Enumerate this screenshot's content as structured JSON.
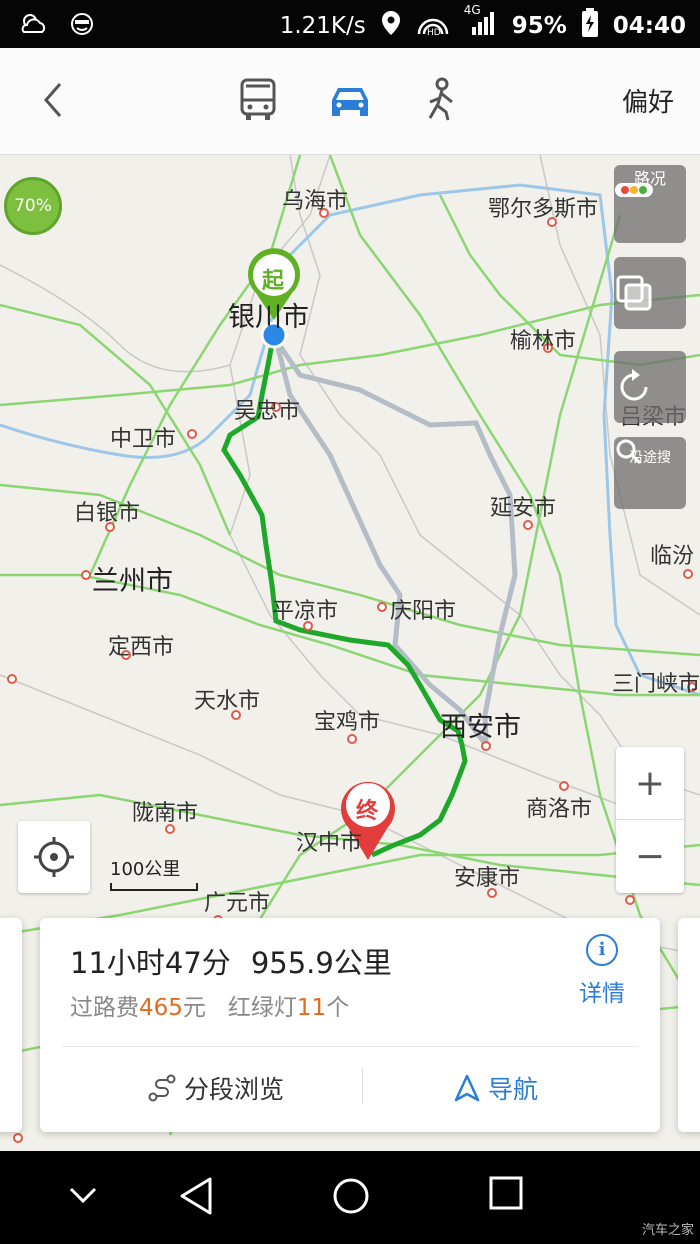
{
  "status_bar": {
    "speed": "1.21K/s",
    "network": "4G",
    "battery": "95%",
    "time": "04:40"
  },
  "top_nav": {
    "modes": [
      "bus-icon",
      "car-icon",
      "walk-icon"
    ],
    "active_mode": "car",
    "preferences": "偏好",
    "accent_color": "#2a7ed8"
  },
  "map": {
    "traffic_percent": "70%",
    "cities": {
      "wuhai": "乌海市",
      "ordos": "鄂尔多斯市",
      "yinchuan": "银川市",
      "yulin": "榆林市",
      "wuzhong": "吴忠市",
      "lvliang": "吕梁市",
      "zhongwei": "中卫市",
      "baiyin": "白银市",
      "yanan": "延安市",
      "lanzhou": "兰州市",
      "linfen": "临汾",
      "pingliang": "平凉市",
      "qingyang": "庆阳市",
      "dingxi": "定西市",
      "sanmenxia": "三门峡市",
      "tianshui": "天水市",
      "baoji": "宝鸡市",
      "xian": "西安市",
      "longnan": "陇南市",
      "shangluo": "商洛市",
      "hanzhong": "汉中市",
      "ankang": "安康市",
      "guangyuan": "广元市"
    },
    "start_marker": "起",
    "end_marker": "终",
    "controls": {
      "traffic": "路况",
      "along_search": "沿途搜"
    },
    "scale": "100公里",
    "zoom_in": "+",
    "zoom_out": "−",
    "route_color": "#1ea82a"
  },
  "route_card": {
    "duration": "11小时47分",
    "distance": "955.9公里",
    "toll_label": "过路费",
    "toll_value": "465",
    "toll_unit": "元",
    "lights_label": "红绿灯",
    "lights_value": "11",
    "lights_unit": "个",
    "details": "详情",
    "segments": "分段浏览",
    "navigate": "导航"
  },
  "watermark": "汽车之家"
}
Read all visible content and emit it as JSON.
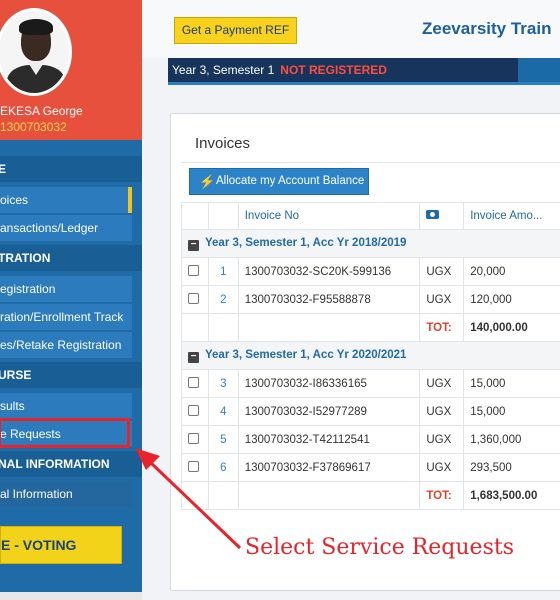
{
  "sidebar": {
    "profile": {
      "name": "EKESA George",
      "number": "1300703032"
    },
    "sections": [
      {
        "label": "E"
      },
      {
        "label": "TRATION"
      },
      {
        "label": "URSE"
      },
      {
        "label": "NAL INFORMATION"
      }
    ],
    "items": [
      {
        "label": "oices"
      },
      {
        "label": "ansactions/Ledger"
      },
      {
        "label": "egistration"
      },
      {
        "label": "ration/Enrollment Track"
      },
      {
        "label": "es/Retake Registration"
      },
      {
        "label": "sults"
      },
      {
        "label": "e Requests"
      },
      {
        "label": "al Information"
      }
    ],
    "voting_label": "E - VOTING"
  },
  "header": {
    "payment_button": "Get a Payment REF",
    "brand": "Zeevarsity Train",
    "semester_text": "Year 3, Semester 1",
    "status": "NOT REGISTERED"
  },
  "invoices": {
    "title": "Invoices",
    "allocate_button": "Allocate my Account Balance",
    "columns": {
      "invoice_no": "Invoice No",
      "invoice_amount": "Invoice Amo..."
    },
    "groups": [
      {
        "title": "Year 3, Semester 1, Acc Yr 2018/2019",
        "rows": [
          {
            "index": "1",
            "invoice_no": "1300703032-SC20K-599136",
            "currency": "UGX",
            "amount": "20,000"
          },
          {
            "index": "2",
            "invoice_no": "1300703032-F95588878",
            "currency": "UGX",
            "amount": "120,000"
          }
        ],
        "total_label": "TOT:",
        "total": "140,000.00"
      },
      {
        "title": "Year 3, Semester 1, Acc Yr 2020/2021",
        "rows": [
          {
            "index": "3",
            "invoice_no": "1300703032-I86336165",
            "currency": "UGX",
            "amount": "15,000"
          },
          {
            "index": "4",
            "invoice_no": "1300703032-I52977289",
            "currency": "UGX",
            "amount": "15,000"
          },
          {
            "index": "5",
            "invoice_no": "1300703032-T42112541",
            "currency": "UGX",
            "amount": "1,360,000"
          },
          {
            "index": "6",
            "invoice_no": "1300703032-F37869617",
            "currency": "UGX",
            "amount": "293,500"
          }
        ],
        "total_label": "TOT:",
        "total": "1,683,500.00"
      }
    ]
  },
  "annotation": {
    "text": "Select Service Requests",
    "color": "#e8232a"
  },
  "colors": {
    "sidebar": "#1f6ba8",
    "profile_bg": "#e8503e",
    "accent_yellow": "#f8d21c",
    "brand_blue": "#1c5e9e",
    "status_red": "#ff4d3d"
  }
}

* * *

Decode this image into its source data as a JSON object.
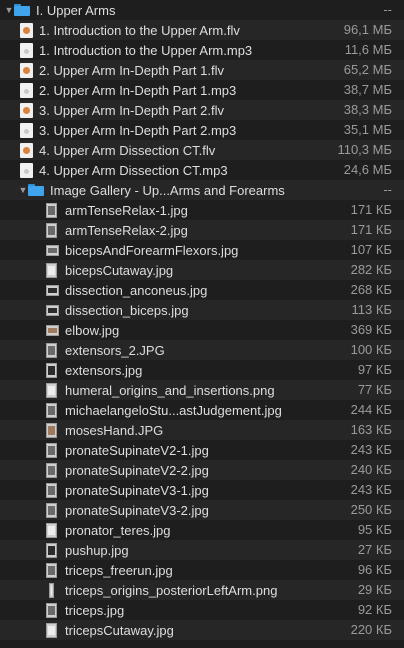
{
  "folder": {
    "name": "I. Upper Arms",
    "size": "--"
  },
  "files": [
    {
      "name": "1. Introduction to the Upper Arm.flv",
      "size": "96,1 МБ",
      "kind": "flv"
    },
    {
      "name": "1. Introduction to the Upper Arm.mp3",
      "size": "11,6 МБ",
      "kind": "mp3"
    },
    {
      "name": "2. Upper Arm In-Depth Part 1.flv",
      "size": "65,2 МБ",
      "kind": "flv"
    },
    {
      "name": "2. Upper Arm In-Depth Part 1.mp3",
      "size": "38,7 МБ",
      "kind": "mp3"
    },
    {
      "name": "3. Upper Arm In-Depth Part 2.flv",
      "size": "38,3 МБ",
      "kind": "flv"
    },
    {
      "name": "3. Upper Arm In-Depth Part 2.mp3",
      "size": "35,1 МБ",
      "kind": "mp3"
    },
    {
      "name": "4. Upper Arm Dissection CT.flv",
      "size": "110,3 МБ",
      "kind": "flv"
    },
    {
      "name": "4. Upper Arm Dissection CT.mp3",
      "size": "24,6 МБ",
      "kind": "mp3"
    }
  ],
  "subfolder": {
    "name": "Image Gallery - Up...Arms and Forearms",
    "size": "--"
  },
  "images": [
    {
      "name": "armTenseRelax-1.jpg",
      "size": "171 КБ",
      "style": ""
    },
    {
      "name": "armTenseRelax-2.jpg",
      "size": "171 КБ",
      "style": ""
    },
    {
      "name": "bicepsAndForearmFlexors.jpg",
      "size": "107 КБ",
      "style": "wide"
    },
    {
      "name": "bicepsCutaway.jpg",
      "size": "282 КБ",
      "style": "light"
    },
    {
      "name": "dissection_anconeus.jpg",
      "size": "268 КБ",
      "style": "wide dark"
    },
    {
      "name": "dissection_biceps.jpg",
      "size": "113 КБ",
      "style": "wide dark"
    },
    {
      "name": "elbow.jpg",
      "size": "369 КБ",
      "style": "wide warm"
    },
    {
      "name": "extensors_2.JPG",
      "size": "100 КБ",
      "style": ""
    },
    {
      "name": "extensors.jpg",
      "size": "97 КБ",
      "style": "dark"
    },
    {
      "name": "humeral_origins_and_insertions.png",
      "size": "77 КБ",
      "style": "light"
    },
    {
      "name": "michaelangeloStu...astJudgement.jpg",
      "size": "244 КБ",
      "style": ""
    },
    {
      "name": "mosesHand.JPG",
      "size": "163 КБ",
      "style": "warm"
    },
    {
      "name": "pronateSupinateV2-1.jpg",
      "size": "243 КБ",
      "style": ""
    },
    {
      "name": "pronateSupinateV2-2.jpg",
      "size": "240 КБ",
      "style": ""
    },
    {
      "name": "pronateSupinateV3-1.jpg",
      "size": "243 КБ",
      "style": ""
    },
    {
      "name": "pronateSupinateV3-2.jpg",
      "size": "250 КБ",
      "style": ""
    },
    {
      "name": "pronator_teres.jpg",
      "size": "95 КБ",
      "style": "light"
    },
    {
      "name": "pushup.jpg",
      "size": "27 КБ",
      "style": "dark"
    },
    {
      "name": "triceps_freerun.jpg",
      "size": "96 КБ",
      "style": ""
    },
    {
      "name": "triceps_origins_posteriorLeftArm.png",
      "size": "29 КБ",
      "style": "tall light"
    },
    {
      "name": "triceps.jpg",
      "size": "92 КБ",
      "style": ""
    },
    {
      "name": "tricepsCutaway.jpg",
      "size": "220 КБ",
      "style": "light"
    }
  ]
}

_TASK DIRECTIONS_
From the listing above, copy out each line where the word "index" appears.

_WRITTEN SOLUTION_
            "index": "1",
            "index": "2",
            "index": "3",
            "index": "4",
            "index": "5",
            "index": "6",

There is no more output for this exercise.